## STATED TASK
Gather from the listing below each line that includes the word "AAVEUSDT", and copy it.

## MATERIAL SUPPLIED
####################

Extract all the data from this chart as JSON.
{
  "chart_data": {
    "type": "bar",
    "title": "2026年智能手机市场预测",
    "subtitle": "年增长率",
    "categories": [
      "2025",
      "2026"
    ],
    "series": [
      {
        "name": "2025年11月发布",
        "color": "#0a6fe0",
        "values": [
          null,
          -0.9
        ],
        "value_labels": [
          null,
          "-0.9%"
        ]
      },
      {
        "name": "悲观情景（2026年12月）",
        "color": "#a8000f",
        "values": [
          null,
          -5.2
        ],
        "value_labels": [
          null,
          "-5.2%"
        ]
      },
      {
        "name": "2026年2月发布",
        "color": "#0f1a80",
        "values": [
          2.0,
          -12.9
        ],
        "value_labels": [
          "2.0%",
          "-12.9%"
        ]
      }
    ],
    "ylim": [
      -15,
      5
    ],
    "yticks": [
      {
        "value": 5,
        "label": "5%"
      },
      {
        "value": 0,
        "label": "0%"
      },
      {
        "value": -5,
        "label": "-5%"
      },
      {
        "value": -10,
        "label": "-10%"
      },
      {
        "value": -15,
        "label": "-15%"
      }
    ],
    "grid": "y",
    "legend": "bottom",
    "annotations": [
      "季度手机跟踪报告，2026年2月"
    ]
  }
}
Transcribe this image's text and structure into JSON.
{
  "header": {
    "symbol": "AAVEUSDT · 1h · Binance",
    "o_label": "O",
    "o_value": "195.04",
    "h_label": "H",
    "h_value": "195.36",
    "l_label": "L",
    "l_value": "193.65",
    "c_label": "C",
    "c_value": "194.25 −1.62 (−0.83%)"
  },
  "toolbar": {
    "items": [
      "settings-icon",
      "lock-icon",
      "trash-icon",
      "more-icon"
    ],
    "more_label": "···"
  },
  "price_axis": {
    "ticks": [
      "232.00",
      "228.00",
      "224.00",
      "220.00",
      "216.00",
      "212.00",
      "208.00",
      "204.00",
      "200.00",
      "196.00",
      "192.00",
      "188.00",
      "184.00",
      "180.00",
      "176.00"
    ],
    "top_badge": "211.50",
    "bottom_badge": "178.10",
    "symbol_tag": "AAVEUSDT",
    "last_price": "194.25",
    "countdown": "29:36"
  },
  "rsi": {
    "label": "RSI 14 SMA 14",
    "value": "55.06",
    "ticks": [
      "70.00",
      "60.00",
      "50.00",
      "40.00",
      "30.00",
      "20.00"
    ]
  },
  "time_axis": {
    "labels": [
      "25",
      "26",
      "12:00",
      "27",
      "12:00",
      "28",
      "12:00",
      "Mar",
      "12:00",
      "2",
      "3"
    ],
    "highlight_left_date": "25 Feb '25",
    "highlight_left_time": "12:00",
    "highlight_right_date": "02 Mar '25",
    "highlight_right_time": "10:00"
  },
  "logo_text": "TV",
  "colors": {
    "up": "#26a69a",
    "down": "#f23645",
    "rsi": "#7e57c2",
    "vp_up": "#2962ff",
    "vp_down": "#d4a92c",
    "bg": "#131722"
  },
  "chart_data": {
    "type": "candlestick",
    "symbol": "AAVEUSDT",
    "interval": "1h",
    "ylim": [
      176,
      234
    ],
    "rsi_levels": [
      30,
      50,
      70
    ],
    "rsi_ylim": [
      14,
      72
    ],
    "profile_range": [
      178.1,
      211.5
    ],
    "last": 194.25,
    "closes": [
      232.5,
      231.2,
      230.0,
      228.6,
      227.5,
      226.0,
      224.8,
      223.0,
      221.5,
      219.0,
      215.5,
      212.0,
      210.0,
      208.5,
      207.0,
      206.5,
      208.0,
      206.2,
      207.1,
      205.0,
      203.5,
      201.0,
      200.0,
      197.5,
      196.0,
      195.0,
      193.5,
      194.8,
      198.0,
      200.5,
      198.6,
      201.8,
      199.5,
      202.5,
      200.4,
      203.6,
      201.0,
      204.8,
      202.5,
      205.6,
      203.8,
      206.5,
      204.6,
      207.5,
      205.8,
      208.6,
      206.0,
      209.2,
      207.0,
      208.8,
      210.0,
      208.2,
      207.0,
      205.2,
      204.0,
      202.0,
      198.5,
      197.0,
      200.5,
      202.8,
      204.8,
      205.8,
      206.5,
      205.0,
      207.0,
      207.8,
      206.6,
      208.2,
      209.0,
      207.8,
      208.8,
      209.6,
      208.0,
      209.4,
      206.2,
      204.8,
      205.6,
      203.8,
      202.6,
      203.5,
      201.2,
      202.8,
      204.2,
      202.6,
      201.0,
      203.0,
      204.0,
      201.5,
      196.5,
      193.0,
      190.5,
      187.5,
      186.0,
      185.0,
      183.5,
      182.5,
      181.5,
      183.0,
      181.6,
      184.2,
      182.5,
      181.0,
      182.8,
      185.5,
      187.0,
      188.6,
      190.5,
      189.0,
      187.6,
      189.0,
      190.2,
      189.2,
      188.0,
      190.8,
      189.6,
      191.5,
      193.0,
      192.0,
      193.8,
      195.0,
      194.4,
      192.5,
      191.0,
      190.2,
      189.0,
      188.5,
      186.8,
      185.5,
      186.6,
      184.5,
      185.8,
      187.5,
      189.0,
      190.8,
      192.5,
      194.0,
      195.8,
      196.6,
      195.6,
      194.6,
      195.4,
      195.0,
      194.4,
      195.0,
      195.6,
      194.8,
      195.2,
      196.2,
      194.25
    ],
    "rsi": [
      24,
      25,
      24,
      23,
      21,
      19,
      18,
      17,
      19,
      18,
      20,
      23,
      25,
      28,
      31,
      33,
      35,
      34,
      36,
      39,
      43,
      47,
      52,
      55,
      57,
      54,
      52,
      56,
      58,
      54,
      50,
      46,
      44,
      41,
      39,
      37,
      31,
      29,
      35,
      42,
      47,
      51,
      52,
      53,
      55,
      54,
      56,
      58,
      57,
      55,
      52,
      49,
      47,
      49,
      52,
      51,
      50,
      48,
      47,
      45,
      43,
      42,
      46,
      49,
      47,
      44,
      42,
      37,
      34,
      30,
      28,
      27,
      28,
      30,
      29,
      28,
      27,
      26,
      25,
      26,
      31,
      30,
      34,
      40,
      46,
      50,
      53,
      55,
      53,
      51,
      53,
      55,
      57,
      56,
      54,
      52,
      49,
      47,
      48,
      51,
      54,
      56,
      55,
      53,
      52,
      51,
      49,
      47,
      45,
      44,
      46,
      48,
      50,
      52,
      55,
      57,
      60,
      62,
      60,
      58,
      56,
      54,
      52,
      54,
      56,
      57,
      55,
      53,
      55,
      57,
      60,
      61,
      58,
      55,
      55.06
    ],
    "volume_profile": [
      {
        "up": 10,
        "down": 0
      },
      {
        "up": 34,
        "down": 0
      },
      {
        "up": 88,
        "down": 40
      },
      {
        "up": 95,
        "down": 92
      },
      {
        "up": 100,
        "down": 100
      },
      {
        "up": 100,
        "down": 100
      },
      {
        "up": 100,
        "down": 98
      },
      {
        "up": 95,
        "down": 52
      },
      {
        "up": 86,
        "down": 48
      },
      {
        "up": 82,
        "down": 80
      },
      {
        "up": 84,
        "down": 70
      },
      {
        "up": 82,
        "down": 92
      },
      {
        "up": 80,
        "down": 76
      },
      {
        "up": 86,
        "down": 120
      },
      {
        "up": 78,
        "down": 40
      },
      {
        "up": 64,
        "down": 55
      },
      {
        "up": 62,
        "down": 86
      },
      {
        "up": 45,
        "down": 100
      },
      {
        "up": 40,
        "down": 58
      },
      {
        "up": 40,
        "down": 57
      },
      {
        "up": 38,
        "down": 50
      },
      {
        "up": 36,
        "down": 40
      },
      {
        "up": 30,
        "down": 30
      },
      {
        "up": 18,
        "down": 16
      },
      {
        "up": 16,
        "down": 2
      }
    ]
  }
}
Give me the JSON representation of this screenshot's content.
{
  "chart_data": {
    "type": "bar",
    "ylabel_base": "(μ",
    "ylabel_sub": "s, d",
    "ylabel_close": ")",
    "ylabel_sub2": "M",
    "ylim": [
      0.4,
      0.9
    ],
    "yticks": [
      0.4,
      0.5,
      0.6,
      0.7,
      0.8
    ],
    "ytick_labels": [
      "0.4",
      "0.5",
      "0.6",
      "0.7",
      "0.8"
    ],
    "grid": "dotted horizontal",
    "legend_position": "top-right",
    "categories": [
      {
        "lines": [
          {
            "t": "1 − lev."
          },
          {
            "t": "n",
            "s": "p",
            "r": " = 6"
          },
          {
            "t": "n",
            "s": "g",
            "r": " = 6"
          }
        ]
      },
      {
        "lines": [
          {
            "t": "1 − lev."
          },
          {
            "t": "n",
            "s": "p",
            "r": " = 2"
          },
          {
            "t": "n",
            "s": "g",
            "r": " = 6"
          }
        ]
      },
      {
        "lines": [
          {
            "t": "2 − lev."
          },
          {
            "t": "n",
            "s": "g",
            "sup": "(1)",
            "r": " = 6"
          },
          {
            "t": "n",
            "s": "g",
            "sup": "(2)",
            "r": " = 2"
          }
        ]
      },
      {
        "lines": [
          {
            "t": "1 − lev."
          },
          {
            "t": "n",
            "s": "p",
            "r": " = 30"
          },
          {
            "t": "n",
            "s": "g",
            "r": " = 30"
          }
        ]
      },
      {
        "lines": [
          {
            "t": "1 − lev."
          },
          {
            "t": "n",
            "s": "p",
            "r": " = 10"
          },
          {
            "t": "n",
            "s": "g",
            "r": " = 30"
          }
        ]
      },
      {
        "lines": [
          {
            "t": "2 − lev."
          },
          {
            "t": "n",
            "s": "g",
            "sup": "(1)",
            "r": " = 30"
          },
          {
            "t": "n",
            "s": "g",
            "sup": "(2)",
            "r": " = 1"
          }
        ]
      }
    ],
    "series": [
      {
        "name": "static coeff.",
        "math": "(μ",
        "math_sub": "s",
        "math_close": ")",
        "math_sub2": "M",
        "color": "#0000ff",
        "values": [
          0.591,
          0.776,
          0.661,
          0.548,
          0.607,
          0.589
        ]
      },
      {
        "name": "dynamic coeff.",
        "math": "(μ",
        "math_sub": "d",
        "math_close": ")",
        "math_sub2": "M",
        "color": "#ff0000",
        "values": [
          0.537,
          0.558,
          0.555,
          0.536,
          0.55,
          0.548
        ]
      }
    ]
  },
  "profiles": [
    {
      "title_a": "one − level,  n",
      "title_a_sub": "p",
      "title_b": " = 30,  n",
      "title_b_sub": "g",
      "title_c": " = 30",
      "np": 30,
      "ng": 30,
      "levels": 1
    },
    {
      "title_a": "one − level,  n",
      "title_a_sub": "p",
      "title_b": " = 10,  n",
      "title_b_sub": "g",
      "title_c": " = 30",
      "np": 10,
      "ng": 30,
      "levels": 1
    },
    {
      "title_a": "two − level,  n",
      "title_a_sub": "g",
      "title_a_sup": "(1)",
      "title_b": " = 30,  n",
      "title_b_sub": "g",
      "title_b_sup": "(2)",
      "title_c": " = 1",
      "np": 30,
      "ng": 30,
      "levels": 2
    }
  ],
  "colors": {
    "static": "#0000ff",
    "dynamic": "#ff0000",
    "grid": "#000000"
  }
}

####################

## EXERCISE ANSWER
    "symbol": "AAVEUSDT · 1h · Binance",
    "symbol_tag": "AAVEUSDT",
    "symbol": "AAVEUSDT",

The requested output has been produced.